## Challenge
Count every line that holds the string "Militar", and report the number alone.

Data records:
____________________

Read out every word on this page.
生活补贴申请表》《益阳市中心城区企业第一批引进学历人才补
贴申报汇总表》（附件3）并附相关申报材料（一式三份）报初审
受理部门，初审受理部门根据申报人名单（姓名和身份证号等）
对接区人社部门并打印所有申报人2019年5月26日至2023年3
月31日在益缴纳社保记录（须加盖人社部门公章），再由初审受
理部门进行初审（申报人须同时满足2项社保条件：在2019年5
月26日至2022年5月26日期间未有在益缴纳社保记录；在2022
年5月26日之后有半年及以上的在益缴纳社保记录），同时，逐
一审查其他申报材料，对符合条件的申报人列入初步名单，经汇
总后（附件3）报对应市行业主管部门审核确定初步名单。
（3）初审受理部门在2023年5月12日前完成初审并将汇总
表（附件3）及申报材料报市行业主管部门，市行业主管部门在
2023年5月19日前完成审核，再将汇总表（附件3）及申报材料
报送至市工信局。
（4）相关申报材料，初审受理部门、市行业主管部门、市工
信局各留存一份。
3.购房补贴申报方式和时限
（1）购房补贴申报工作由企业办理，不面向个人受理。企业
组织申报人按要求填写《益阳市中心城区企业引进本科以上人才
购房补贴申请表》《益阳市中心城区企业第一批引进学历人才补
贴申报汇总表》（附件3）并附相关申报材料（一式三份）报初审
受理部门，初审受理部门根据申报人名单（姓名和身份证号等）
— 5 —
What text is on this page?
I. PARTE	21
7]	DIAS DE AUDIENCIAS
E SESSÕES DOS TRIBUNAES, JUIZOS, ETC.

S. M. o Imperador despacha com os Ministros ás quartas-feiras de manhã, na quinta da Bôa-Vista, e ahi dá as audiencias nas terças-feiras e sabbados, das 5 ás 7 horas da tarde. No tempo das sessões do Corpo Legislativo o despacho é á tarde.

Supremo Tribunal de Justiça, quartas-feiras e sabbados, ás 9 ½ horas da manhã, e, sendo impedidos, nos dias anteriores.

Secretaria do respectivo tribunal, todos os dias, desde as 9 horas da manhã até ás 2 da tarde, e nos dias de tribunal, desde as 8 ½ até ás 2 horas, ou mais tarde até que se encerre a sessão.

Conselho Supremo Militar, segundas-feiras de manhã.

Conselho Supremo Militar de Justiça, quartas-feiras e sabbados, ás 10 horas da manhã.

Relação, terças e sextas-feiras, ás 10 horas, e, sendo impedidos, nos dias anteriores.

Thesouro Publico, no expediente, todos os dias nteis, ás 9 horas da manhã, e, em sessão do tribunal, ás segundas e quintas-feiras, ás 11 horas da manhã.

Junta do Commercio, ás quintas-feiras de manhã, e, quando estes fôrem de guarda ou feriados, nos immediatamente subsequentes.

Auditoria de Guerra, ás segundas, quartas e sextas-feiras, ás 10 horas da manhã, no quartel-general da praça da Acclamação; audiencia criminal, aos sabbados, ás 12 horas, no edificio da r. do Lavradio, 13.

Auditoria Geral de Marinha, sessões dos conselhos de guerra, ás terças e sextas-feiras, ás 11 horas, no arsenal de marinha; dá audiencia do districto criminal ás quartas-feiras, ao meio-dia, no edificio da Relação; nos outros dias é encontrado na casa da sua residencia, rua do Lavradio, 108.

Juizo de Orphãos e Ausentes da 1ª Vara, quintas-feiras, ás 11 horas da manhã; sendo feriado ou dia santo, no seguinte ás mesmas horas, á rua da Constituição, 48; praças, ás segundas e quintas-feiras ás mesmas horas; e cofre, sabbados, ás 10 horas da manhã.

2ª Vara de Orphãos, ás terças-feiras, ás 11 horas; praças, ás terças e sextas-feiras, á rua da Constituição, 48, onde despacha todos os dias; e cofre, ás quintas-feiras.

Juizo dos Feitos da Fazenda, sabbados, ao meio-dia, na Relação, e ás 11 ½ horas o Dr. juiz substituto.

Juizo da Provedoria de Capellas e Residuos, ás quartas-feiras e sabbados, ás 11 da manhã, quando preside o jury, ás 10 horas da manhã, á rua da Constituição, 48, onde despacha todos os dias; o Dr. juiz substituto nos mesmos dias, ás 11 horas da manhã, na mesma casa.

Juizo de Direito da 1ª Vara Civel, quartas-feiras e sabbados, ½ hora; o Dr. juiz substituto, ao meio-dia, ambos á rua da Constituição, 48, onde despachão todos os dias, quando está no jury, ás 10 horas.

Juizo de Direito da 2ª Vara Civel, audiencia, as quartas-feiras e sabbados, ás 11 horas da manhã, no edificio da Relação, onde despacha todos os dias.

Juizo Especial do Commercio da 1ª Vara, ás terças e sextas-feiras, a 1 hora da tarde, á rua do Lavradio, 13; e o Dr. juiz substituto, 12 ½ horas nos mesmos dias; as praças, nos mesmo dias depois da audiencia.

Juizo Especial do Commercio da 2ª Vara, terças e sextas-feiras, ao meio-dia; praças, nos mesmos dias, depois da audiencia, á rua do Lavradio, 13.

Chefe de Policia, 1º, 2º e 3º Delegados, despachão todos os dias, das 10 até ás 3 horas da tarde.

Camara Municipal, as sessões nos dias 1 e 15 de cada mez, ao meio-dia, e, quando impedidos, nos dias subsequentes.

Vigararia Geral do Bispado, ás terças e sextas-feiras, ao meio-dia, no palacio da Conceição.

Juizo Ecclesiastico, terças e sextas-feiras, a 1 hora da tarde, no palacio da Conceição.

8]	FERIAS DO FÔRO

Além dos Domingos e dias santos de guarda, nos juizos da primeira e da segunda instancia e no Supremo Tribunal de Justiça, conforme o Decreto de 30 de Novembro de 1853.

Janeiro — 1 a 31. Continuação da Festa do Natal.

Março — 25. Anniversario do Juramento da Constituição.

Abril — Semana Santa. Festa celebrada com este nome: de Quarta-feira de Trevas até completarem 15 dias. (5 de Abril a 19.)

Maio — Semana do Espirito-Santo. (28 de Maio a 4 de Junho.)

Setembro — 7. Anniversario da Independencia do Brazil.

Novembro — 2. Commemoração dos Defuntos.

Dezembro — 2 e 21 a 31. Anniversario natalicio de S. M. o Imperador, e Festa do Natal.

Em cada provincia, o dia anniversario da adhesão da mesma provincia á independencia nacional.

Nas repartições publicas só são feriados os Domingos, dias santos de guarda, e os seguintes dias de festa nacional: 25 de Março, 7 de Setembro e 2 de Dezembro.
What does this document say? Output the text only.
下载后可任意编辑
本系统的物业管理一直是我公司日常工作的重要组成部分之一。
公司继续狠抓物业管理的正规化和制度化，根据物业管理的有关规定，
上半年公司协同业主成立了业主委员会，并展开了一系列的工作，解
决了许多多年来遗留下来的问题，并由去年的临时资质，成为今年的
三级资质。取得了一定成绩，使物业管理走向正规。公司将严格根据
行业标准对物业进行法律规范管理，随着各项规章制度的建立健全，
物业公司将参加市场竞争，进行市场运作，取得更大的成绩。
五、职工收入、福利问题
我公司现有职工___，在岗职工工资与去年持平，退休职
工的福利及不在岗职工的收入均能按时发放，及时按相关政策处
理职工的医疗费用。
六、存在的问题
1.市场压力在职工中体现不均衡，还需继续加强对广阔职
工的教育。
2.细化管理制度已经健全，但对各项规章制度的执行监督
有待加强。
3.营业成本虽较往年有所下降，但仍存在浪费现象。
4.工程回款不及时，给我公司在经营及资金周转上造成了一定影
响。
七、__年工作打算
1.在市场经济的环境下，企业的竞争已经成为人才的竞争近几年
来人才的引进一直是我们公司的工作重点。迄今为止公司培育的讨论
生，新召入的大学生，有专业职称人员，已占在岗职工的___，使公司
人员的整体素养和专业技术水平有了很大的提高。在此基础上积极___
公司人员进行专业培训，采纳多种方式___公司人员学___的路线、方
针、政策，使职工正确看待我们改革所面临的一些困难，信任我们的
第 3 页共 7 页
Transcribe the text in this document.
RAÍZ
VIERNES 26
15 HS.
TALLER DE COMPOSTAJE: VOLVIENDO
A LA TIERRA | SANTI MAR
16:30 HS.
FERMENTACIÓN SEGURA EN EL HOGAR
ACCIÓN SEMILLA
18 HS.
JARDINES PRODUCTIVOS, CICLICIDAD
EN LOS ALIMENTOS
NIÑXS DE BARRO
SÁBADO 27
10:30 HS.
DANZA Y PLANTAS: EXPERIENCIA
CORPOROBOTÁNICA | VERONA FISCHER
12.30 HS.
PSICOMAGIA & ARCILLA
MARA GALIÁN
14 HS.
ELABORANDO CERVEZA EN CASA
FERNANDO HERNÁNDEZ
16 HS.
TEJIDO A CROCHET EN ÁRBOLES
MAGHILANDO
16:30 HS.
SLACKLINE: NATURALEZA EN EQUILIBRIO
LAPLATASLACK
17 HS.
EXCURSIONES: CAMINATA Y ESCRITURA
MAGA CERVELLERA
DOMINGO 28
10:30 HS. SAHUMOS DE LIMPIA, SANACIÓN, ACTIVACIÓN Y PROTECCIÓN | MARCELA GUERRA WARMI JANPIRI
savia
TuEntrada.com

____________________

## Output of the task
2